■ Aim
The answer is a single number: how many lines hold the string "Browse".

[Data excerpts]
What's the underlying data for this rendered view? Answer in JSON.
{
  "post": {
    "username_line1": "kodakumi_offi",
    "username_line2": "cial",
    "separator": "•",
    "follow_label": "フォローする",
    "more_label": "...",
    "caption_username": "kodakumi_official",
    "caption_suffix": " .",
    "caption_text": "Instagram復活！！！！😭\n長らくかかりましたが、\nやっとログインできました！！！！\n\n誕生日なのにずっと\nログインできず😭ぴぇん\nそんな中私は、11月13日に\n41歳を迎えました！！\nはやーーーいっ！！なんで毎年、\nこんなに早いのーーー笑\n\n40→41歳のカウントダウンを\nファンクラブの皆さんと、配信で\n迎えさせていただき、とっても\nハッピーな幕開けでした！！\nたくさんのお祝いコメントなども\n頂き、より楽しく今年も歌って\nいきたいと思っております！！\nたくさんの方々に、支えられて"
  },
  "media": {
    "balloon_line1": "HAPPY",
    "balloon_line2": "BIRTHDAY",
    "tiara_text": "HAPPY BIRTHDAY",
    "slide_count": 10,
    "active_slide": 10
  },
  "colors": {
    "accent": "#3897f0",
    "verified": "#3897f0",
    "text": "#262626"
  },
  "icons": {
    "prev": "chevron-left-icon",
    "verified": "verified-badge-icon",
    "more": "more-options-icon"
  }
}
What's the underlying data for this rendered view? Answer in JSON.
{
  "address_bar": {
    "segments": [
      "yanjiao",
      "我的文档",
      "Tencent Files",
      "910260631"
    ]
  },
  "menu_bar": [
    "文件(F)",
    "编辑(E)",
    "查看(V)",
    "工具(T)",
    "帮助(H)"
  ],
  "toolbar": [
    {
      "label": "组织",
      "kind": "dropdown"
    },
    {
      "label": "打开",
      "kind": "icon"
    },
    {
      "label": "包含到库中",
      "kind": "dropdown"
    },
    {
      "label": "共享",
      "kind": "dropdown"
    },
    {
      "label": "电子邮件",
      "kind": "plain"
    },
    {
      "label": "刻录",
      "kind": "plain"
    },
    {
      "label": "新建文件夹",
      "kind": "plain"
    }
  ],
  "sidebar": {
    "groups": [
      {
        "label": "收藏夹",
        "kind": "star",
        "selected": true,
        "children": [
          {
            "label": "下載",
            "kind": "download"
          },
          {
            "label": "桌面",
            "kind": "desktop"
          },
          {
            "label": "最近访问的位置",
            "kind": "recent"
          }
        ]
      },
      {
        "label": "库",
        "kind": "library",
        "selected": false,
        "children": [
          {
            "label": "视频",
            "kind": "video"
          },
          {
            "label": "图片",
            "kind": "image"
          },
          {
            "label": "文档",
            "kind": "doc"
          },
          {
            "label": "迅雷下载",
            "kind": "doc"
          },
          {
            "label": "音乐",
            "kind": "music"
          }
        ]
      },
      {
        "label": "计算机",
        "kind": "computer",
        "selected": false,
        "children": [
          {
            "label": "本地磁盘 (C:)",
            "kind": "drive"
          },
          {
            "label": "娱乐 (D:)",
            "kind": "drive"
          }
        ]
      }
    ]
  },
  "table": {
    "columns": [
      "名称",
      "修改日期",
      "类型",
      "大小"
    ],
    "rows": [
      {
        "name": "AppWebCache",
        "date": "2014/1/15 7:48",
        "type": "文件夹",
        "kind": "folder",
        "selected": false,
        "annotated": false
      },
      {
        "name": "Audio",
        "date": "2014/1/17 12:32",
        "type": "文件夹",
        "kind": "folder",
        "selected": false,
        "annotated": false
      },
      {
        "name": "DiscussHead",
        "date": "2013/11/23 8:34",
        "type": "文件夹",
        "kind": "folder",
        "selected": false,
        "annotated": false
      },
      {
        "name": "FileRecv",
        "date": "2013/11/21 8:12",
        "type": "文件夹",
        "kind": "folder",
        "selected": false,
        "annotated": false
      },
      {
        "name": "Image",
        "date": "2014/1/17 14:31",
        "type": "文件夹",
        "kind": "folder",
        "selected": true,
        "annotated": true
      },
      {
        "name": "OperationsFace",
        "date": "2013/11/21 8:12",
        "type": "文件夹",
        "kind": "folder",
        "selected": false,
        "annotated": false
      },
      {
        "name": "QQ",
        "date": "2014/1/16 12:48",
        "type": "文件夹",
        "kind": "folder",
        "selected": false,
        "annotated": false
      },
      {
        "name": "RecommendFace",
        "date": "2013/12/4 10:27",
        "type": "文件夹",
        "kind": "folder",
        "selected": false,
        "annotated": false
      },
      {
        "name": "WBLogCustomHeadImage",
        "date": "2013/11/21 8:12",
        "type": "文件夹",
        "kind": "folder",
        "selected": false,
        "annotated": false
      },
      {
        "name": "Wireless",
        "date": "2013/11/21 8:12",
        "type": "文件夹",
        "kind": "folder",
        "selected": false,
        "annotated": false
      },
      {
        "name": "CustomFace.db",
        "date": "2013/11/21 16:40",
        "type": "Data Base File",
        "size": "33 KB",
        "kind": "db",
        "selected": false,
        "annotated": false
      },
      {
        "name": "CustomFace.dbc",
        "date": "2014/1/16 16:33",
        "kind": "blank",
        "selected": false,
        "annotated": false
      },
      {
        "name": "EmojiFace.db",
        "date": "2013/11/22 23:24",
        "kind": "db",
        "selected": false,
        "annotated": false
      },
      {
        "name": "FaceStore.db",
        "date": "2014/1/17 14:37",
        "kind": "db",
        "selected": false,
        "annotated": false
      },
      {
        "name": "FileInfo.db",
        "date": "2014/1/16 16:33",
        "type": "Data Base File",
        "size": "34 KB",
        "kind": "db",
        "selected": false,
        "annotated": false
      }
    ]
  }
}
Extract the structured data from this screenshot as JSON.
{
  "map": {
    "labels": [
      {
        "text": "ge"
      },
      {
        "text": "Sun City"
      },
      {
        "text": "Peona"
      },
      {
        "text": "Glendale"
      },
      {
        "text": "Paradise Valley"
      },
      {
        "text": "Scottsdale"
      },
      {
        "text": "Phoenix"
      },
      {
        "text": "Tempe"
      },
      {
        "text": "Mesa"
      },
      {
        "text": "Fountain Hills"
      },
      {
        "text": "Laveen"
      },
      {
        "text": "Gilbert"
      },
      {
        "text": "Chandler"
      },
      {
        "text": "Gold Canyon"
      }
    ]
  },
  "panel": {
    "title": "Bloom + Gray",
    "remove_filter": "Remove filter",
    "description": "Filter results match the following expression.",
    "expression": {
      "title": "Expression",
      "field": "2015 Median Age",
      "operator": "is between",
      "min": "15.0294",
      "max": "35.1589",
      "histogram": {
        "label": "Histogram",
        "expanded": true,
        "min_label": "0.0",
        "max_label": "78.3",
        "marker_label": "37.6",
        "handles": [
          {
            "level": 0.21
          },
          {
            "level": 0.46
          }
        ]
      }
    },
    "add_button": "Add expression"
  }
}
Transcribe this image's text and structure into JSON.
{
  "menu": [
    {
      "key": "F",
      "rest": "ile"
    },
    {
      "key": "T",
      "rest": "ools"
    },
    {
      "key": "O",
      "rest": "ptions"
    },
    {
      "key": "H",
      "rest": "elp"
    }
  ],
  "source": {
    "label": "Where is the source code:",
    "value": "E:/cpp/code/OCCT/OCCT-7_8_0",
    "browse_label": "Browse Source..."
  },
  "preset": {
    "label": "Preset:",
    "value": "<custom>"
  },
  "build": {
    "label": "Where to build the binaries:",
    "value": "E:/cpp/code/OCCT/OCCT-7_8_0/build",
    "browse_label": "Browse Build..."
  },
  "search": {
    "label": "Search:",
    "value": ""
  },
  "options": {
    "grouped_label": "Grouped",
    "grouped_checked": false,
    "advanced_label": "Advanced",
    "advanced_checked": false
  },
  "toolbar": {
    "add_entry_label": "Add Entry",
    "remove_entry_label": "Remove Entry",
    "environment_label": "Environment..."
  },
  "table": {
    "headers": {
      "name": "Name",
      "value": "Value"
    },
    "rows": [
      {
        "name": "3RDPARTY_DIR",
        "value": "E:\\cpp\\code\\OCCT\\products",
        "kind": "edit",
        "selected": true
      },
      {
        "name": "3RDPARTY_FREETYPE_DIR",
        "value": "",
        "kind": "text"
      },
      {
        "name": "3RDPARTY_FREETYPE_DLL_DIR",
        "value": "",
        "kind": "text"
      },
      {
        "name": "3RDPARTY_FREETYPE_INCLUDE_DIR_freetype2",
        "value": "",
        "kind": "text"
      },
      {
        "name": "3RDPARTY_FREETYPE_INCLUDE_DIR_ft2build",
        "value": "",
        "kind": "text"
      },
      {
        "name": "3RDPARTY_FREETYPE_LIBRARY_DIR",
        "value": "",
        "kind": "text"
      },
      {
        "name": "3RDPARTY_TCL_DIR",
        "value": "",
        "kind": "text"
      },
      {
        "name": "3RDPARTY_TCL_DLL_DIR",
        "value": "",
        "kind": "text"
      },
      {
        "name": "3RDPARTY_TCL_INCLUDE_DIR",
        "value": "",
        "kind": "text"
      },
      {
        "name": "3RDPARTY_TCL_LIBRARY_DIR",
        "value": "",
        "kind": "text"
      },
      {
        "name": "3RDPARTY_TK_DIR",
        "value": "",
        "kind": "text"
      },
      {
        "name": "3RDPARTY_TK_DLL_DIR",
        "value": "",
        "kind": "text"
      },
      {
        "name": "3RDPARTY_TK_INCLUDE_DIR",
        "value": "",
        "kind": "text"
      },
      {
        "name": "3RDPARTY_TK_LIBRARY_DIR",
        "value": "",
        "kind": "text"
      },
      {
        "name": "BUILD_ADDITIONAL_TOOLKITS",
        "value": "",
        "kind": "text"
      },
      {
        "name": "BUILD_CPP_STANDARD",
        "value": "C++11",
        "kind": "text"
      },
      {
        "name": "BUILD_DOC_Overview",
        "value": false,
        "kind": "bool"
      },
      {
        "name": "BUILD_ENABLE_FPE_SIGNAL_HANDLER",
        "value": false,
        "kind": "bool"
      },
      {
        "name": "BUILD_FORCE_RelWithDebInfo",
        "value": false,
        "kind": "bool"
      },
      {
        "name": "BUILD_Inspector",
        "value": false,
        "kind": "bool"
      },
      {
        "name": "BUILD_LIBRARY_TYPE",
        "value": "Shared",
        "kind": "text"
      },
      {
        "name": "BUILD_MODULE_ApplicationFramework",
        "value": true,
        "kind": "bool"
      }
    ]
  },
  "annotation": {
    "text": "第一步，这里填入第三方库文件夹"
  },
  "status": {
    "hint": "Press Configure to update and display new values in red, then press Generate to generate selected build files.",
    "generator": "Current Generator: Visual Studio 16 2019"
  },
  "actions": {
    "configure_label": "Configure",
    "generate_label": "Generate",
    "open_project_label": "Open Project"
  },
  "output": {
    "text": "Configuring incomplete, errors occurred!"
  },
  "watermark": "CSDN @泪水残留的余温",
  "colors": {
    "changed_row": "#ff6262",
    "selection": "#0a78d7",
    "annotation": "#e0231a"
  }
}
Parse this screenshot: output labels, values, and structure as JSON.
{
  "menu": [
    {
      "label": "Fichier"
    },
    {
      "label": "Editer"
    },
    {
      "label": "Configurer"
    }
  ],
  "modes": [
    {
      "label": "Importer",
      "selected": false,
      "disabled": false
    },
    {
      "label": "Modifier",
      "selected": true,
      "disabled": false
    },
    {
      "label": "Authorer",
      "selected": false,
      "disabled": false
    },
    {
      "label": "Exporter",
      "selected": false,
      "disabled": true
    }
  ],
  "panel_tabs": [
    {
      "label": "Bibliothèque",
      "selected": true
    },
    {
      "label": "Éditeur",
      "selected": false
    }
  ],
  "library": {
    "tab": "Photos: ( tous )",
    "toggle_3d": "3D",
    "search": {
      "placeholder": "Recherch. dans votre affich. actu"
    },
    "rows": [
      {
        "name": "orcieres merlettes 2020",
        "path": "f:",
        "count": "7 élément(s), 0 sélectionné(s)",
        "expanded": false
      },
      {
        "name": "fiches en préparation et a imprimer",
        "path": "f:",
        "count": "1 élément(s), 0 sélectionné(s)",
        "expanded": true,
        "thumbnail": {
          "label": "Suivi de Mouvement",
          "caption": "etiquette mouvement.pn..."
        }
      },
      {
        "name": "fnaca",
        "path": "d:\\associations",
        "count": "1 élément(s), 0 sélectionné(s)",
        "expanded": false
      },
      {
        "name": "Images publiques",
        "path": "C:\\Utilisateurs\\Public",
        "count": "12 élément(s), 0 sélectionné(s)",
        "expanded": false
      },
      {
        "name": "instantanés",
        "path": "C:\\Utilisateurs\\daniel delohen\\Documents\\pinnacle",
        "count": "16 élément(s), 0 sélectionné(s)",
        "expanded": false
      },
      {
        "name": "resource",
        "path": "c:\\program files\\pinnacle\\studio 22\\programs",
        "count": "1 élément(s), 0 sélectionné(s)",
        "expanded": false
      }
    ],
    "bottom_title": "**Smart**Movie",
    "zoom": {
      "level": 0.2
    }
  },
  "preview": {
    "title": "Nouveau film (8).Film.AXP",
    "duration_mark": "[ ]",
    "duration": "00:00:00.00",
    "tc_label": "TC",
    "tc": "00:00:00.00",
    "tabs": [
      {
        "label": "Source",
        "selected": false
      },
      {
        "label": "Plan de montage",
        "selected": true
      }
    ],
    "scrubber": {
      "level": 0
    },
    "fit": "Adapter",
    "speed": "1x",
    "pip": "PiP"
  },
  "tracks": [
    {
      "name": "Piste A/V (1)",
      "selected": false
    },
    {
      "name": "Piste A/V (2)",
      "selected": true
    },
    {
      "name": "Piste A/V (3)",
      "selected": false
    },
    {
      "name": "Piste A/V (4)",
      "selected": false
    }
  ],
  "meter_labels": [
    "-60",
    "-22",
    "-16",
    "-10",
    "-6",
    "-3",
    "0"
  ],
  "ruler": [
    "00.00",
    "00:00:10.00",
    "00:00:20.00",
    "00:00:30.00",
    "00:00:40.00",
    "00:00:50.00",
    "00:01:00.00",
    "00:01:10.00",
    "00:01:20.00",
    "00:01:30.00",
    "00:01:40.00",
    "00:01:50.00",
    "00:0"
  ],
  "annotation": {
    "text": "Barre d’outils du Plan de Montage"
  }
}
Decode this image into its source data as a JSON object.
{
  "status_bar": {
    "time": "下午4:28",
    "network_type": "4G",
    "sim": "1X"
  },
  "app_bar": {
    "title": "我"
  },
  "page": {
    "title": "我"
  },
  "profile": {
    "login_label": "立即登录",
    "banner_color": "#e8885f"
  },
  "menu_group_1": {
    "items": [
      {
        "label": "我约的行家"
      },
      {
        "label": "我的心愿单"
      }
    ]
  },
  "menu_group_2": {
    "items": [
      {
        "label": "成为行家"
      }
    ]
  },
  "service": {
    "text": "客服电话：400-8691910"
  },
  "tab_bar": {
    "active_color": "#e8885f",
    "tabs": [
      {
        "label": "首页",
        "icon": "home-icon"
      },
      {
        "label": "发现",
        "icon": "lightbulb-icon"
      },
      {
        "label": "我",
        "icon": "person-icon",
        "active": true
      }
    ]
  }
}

■ Solution below
2